** Objective **
Using the material below, print a verbatim copy of every line from the one containing "Parse this screenshot: output" through the one containing "Give me the", inclusive, and omit the pictures.

** Task inputs **
'''

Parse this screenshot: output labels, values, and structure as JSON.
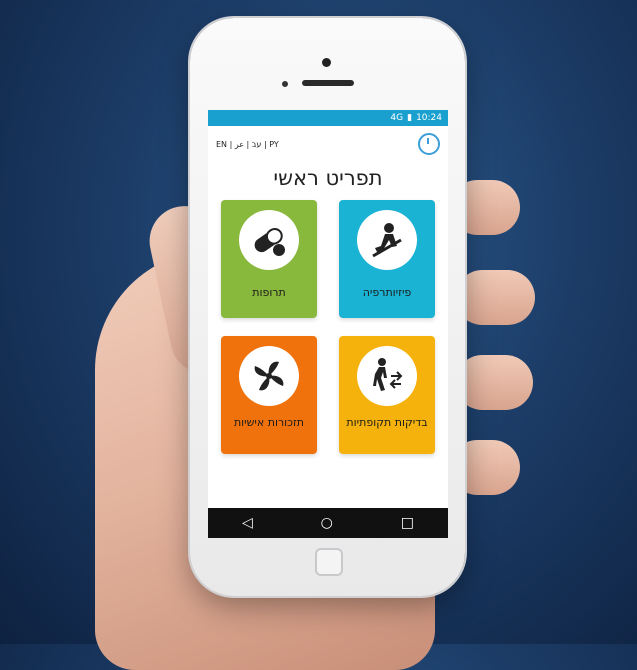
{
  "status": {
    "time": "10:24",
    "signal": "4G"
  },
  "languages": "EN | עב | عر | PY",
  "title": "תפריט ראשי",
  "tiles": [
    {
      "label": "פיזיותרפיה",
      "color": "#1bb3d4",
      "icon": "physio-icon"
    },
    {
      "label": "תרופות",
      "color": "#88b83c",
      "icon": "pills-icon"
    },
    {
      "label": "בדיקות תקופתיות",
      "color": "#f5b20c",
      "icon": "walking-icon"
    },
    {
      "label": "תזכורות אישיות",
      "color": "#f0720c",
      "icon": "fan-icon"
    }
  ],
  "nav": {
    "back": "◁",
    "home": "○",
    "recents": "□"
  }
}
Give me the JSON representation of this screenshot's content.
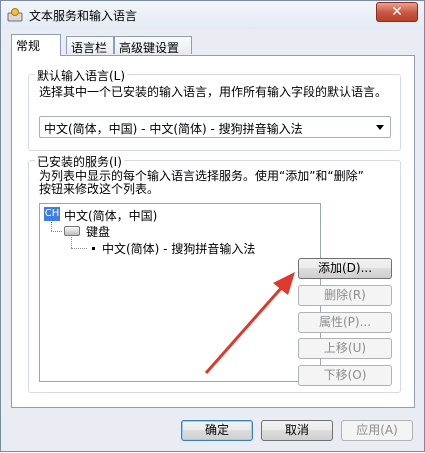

'''
'''

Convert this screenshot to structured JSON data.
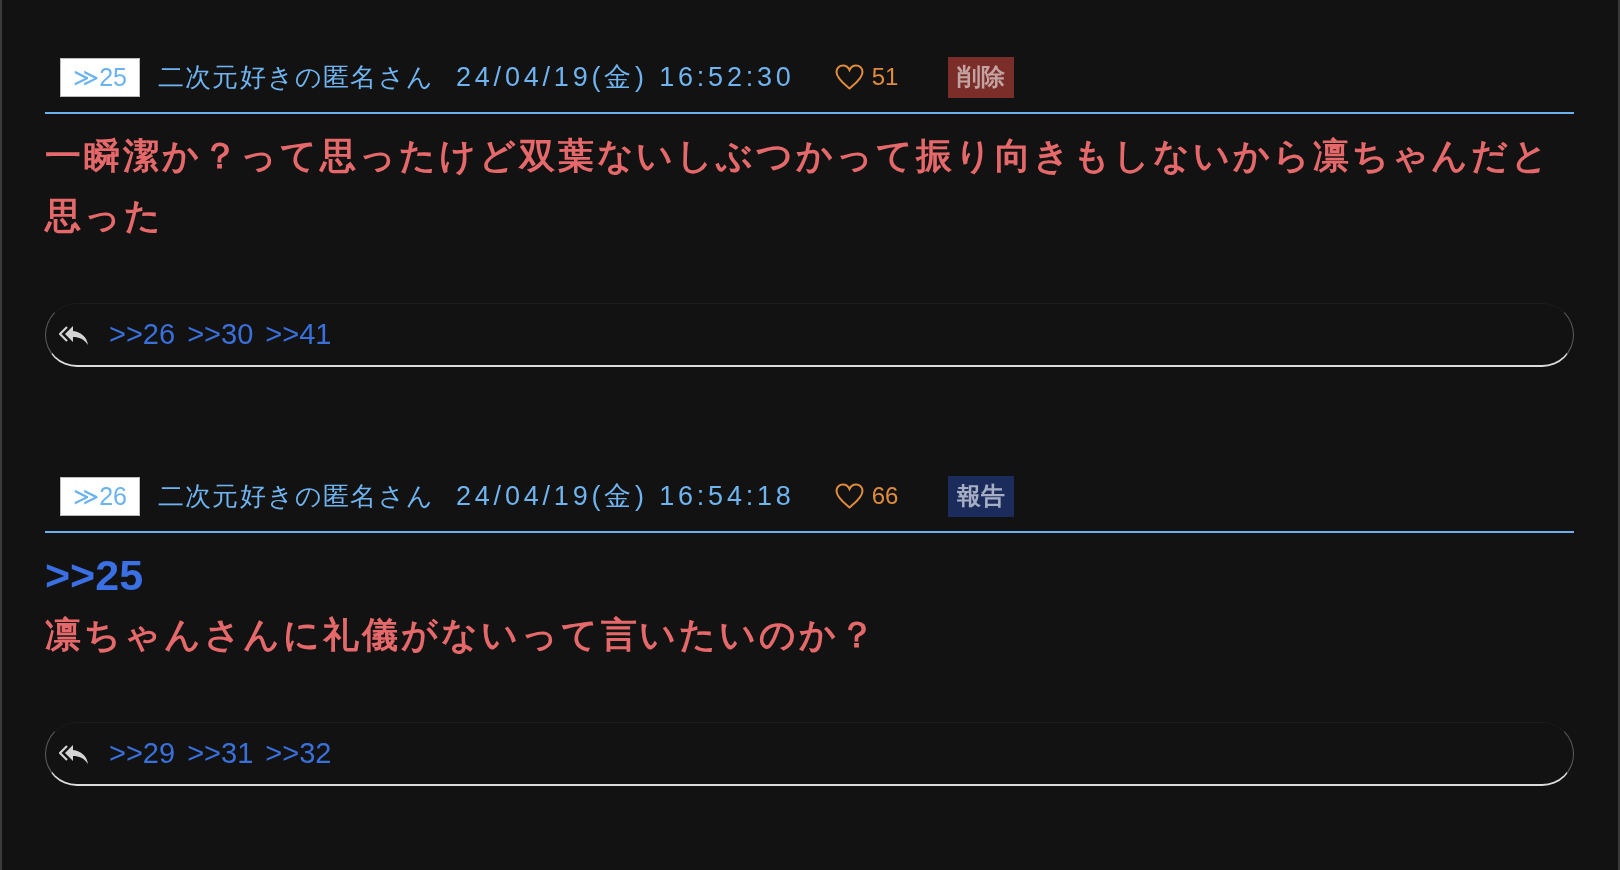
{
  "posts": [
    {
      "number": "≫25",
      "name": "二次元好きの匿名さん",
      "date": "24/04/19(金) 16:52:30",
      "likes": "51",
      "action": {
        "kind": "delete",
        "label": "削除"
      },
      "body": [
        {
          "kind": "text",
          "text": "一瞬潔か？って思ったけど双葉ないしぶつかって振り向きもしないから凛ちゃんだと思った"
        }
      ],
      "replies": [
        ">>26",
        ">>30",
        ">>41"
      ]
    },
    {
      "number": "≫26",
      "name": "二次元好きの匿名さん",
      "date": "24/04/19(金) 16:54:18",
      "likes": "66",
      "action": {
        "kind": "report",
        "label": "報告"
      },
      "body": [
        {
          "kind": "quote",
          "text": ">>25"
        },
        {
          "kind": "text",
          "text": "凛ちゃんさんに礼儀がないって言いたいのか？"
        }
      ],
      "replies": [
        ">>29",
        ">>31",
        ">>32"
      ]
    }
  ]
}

'''

** Exercise response **
Parse this screenshot: output labels, values, and structure as JSON.
{
  "status": {
    "time": "10:24",
    "signal": "4G"
  },
  "languages": "EN | עב | عر | PY",
  "title": "תפריט ראשי",
  "tiles": [
    {
      "label": "פיזיותרפיה",
      "color": "#1bb3d4",
      "icon": "physio-icon"
    },
    {
      "label": "תרופות",
      "color": "#88b83c",
      "icon": "pills-icon"
    },
    {
      "label": "בדיקות תקופתיות",
      "color": "#f5b20c",
      "icon": "walking-icon"
    },
    {
      "label": "תזכורות אישיות",
      "color": "#f0720c",
      "icon": "fan-icon"
    }
  ],
  "nav": {
    "back": "◁",
    "home": "○",
    "recents": "□"
  }
}
Give me the JSON representation of this screenshot's content.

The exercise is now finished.